◆ EXERCISE ◆
Every entry below is to be retyped exactly as it stands.

◆ PROVIDED DATA ◆
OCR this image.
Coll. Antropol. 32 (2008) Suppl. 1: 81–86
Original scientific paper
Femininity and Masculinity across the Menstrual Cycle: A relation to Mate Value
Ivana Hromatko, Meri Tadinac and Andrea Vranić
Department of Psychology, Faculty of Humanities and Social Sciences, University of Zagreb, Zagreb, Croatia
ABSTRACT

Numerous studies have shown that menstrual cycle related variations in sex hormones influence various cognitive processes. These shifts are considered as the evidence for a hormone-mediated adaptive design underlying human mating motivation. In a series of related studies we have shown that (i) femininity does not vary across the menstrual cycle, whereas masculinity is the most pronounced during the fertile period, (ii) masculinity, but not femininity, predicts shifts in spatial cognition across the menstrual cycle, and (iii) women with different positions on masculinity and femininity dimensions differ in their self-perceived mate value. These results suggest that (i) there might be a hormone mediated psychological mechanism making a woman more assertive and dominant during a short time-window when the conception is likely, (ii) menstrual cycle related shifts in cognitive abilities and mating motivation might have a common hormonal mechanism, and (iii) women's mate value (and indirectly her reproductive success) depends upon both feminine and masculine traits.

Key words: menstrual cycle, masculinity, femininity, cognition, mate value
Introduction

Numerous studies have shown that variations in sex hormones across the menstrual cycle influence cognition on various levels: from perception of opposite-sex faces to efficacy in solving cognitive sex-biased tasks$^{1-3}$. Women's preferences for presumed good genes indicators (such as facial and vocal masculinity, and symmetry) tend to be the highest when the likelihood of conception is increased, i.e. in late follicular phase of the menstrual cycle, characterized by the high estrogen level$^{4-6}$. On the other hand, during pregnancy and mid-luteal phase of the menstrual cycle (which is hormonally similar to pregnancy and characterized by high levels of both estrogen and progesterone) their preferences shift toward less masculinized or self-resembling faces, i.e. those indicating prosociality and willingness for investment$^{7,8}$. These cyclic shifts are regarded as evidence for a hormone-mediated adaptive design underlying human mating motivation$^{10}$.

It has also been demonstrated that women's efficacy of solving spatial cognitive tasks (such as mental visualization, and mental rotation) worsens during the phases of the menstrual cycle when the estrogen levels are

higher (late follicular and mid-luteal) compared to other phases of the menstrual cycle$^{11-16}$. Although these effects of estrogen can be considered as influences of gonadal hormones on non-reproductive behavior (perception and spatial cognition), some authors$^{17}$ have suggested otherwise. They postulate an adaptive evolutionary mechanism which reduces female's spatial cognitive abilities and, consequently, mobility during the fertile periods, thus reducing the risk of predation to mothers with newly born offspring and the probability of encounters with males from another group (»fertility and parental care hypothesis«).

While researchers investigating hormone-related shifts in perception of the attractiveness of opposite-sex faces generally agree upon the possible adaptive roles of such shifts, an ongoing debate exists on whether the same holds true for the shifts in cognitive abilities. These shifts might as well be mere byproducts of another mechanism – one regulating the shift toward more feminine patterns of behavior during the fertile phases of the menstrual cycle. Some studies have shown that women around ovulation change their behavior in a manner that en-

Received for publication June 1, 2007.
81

◆ EXPECTED OUTPUT ◆
OCR this image.
Coll. Antropol. 32 (2008) Suppl. 1: 81–86
Original scientific paper
Femininity and Masculinity across the Menstrual Cycle: A relation to Mate Value
Ivana Hromatko, Meri Tadinac and Andrea Vranić
Department of Psychology, Faculty of Humanities and Social Sciences, University of Zagreb, Zagreb, Croatia
ABSTRACT

Numerous studies have shown that menstrual cycle related variations in sex hormones influence various cognitive processes. These shifts are considered as the evidence for a hormone-mediated adaptive design underlying human mating motivation. In a series of related studies we have shown that (i) femininity does not vary across the menstrual cycle, whereas masculinity is the most pronounced during the fertile period, (ii) masculinity, but not femininity, predicts shifts in spatial cognition across the menstrual cycle, and (iii) women with different positions on masculinity and femininity dimensions differ in their self-perceived mate value. These results suggest that (i) there might be a hormone mediated psychological mechanism making a woman more assertive and dominant during a short time-window when the conception is likely, (ii) menstrual cycle related shifts in cognitive abilities and mating motivation might have a common hormonal mechanism, and (iii) women's mate value (and indirectly her reproductive success) depends upon both feminine and masculine traits.

Key words: menstrual cycle, masculinity, femininity, cognition, mate value
Introduction

Numerous studies have shown that variations in sex hormones across the menstrual cycle influence cognition on various levels: from perception of opposite-sex faces to efficacy in solving cognitive sex-biased tasks$^{1-3}$. Women's preferences for presumed good genes indicators (such as facial and vocal masculinity, and symmetry) tend to be the highest when the likelihood of conception is increased, i.e. in late follicular phase of the menstrual cycle, characterized by the high estrogen level$^{4-6}$. On the other hand, during pregnancy and mid-luteal phase of the menstrual cycle (which is hormonally similar to pregnancy and characterized by high levels of both estrogen and progesterone) their preferences shift toward less masculinized or self-resembling faces, i.e. those indicating prosociality and willingness for investment$^{7,8}$. These cyclic shifts are regarded as evidence for a hormone-mediated adaptive design underlying human mating motivation$^{10}$.

It has also been demonstrated that women's efficacy of solving spatial cognitive tasks (such as mental visualization, and mental rotation) worsens during the phases of the menstrual cycle when the estrogen levels are

higher (late follicular and mid-luteal) compared to other phases of the menstrual cycle$^{11-16}$. Although these effects of estrogen can be considered as influences of gonadal hormones on non-reproductive behavior (perception and spatial cognition), some authors$^{17}$ have suggested otherwise. They postulate an adaptive evolutionary mechanism which reduces female's spatial cognitive abilities and, consequently, mobility during the fertile periods, thus reducing the risk of predation to mothers with newly born offspring and the probability of encounters with males from another group (»fertility and parental care hypothesis«).

While researchers investigating hormone-related shifts in perception of the attractiveness of opposite-sex faces generally agree upon the possible adaptive roles of such shifts, an ongoing debate exists on whether the same holds true for the shifts in cognitive abilities. These shifts might as well be mere byproducts of another mechanism – one regulating the shift toward more feminine patterns of behavior during the fertile phases of the menstrual cycle. Some studies have shown that women around ovulation change their behavior in a manner that en-

Received for publication June 1, 2007.
81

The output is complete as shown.